• **THE TASK**
Read the lines that follow and pick out every one containing the word "settings".

· · · · ·

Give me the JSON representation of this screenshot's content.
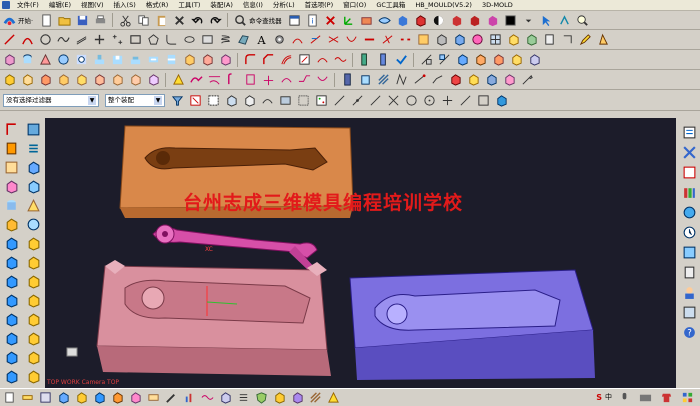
{
  "menubar": {
    "items": [
      {
        "label": "文件(F)"
      },
      {
        "label": "编辑(E)"
      },
      {
        "label": "视图(V)"
      },
      {
        "label": "插入(S)"
      },
      {
        "label": "格式(R)"
      },
      {
        "label": "工具(T)"
      },
      {
        "label": "装配(A)"
      },
      {
        "label": "信息(I)"
      },
      {
        "label": "分析(L)"
      },
      {
        "label": "首选项(P)"
      },
      {
        "label": "窗口(O)"
      },
      {
        "label": "GC工具箱"
      },
      {
        "label": "HB_MOULD(V5.2)"
      },
      {
        "label": "3D-MOLD"
      }
    ]
  },
  "standard_toolbar": {
    "start_label": "开始·",
    "command_finder_label": "命令查找器"
  },
  "selection_bar": {
    "filter_value": "没有选择过滤器",
    "scope_value": "整个装配"
  },
  "viewport": {
    "watermark": "台州志成三维模具编程培训学校",
    "view_label": "TOP WORK Camera TOP",
    "axis_label": "XC"
  },
  "tray": {
    "ime_label": "S",
    "extra_label": "中"
  },
  "colors": {
    "background": "#1c1c2a",
    "core_plate": "#d9884a",
    "part": "#d64fa8",
    "insert_plate": "#d9909e",
    "cavity_plate": "#7c6fe0",
    "watermark": "#e21a1a"
  }
}
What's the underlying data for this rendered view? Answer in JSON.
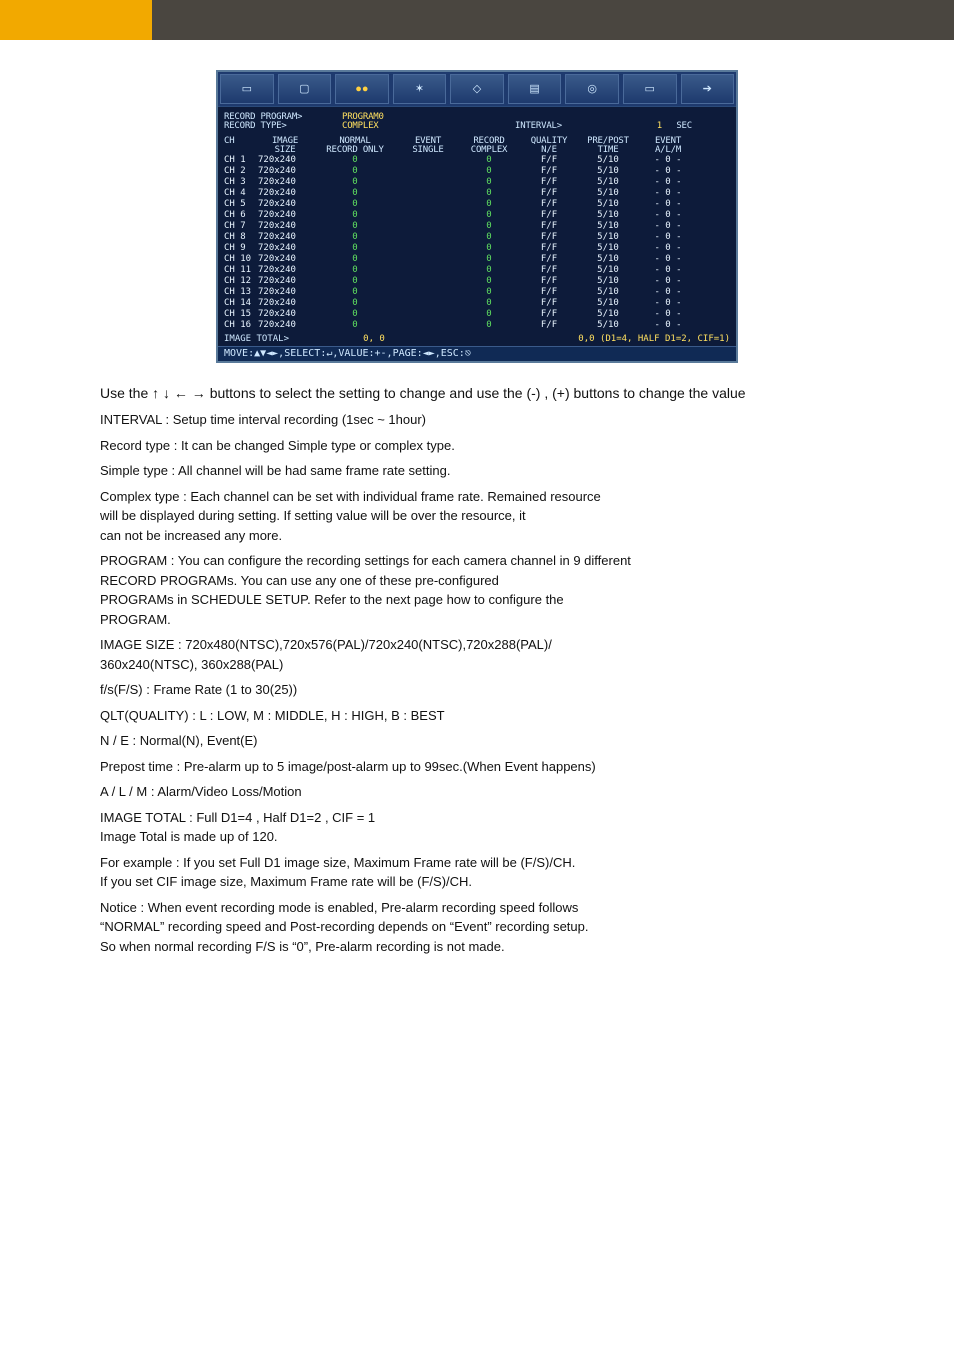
{
  "screenshot": {
    "toolbar_icons": [
      "screen",
      "display",
      "rec-dots",
      "settings",
      "ptz",
      "layout",
      "target",
      "monitor",
      "exit"
    ],
    "line1": {
      "label1": "RECORD PROGRAM>",
      "val1": "PROGRAM0"
    },
    "line2": {
      "label1": "RECORD TYPE>",
      "val1": "COMPLEX",
      "label2": "INTERVAL>",
      "val2": "1",
      "unit": "SEC"
    },
    "headers1": {
      "ch": "CH",
      "size": "IMAGE",
      "nrm": "NORMAL",
      "evt": "EVENT",
      "rec": "RECORD",
      "qual": "QUALITY",
      "pp": "PRE/POST",
      "alm": "EVENT"
    },
    "headers2": {
      "ch": "",
      "size": "SIZE",
      "nrm": "RECORD ONLY",
      "evt": "SINGLE",
      "rec": "COMPLEX",
      "qual": "N/E",
      "pp": "TIME",
      "alm": "A/L/M"
    },
    "rows": [
      {
        "ch": "CH",
        "n": "1",
        "size": "720x240",
        "nrm": "0",
        "rec": "0",
        "qual": "F/F",
        "pp": "5/10",
        "alm": "- 0 -"
      },
      {
        "ch": "CH",
        "n": "2",
        "size": "720x240",
        "nrm": "0",
        "rec": "0",
        "qual": "F/F",
        "pp": "5/10",
        "alm": "- 0 -"
      },
      {
        "ch": "CH",
        "n": "3",
        "size": "720x240",
        "nrm": "0",
        "rec": "0",
        "qual": "F/F",
        "pp": "5/10",
        "alm": "- 0 -"
      },
      {
        "ch": "CH",
        "n": "4",
        "size": "720x240",
        "nrm": "0",
        "rec": "0",
        "qual": "F/F",
        "pp": "5/10",
        "alm": "- 0 -"
      },
      {
        "ch": "CH",
        "n": "5",
        "size": "720x240",
        "nrm": "0",
        "rec": "0",
        "qual": "F/F",
        "pp": "5/10",
        "alm": "- 0 -"
      },
      {
        "ch": "CH",
        "n": "6",
        "size": "720x240",
        "nrm": "0",
        "rec": "0",
        "qual": "F/F",
        "pp": "5/10",
        "alm": "- 0 -"
      },
      {
        "ch": "CH",
        "n": "7",
        "size": "720x240",
        "nrm": "0",
        "rec": "0",
        "qual": "F/F",
        "pp": "5/10",
        "alm": "- 0 -"
      },
      {
        "ch": "CH",
        "n": "8",
        "size": "720x240",
        "nrm": "0",
        "rec": "0",
        "qual": "F/F",
        "pp": "5/10",
        "alm": "- 0 -"
      },
      {
        "ch": "CH",
        "n": "9",
        "size": "720x240",
        "nrm": "0",
        "rec": "0",
        "qual": "F/F",
        "pp": "5/10",
        "alm": "- 0 -"
      },
      {
        "ch": "CH",
        "n": "10",
        "size": "720x240",
        "nrm": "0",
        "rec": "0",
        "qual": "F/F",
        "pp": "5/10",
        "alm": "- 0 -"
      },
      {
        "ch": "CH",
        "n": "11",
        "size": "720x240",
        "nrm": "0",
        "rec": "0",
        "qual": "F/F",
        "pp": "5/10",
        "alm": "- 0 -"
      },
      {
        "ch": "CH",
        "n": "12",
        "size": "720x240",
        "nrm": "0",
        "rec": "0",
        "qual": "F/F",
        "pp": "5/10",
        "alm": "- 0 -"
      },
      {
        "ch": "CH",
        "n": "13",
        "size": "720x240",
        "nrm": "0",
        "rec": "0",
        "qual": "F/F",
        "pp": "5/10",
        "alm": "- 0 -"
      },
      {
        "ch": "CH",
        "n": "14",
        "size": "720x240",
        "nrm": "0",
        "rec": "0",
        "qual": "F/F",
        "pp": "5/10",
        "alm": "- 0 -"
      },
      {
        "ch": "CH",
        "n": "15",
        "size": "720x240",
        "nrm": "0",
        "rec": "0",
        "qual": "F/F",
        "pp": "5/10",
        "alm": "- 0 -"
      },
      {
        "ch": "CH",
        "n": "16",
        "size": "720x240",
        "nrm": "0",
        "rec": "0",
        "qual": "F/F",
        "pp": "5/10",
        "alm": "- 0 -"
      }
    ],
    "footer": {
      "label": "IMAGE TOTAL>",
      "left": "0, 0",
      "right": "0,0 (D1=4, HALF D1=2, CIF=1)"
    },
    "helpbar": "MOVE:▲▼◄►,SELECT:↵,VALUE:+-,PAGE:◄►,ESC:⎋"
  },
  "body": {
    "p1_pre": "Use the ",
    "p1_arrows": "↑ ↓ ← →",
    "p1_post": " buttons to select the setting to change and use the (-) , (+) buttons to change the value",
    "p2_label": "INTERVAL ",
    "p2_text": ": Setup time interval recording (1sec ~ 1hour)",
    "p3_label": "               Record type",
    "p3_text": " : It can be changed Simple type or complex type.",
    "p4_label": "               Simple type",
    "p4_text": " : All channel will be had same frame rate setting.",
    "p5_label": "               Complex type",
    "p5_text": " : Each channel can be set with individual frame rate. Remained resource",
    "p5_text2": "                              will be displayed during setting. If setting value will be over the resource, it",
    "p5_text3": "                              can not be increased any more.",
    "p6_label": "PROGRAM ",
    "p6_text": ": You can configure the recording settings for each camera channel in 9 different",
    "p6_text2": "                  RECORD PROGRAMs. You can use any one of these pre-configured",
    "p6_text3": "                  PROGRAMs in SCHEDULE SETUP. Refer to the next page how to configure the",
    "p6_text4": "                  PROGRAM.",
    "p7_label": "IMAGE SIZE ",
    "p7_text": ": 720x480(NTSC),720x576(PAL)/720x240(NTSC),720x288(PAL)/",
    "p7_text2": "                     360x240(NTSC), 360x288(PAL)",
    "p8_label": "f/s(F/S) ",
    "p8_text": " : Frame Rate (1 to 30(25))",
    "p9_label": "QLT(QUALITY) ",
    "p9_text": ": L : LOW, M : MIDDLE, H : HIGH, B : BEST",
    "p10_label": "N / E",
    "p10_text": " : Normal(N), Event(E)",
    "p11_label": "Prepost time",
    "p11_text": " : Pre-alarm up to 5 image/post-alarm up to 99sec.(When Event happens)",
    "p12_label": "A / L / M",
    "p12_text": " : Alarm/Video Loss/Motion",
    "p13_label": "IMAGE TOTAL",
    "p13_text": " :  Full D1=4 , Half D1=2 , CIF = 1",
    "p13_text2": "      Image Total is made up of 120.",
    "p14_label": "For example",
    "p14_text": " : If you set Full D1  image size, Maximum Frame rate will be         (F/S)/CH.",
    "p14_text2": "                       If you set CIF image size, Maximum Frame rate will be         (F/S)/CH.",
    "note_label": "Notice",
    "note_text": ": When event recording mode is enabled, Pre-alarm recording speed follows",
    "note_text2": "           “NORMAL” recording speed and Post-recording depends on “Event” recording setup.",
    "note_text3": "            So when normal recording F/S is “0”, Pre-alarm recording is not made."
  }
}
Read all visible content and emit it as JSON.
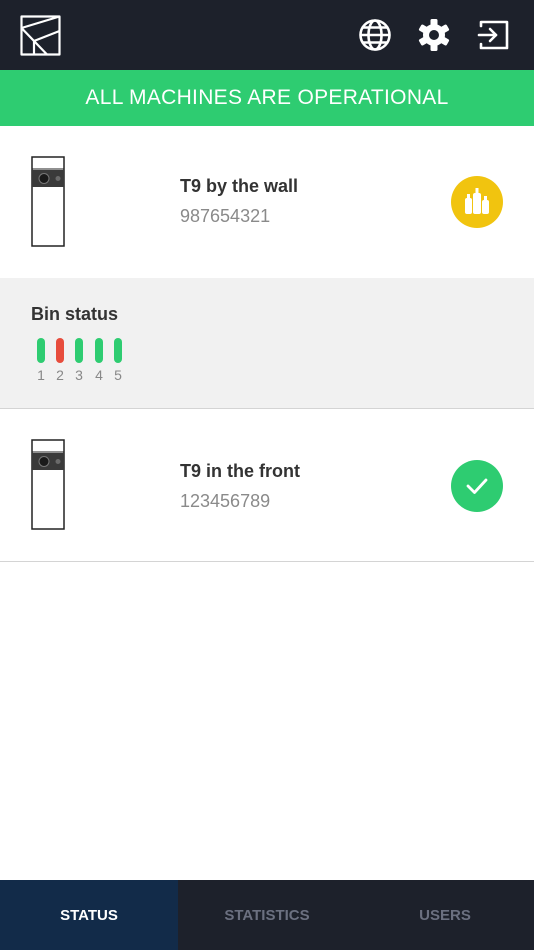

· · · · ·

• **FINISHED TASK**
      "settings",
    "p6_text": ": You can configure the recording settings for each camera channel in 9 different",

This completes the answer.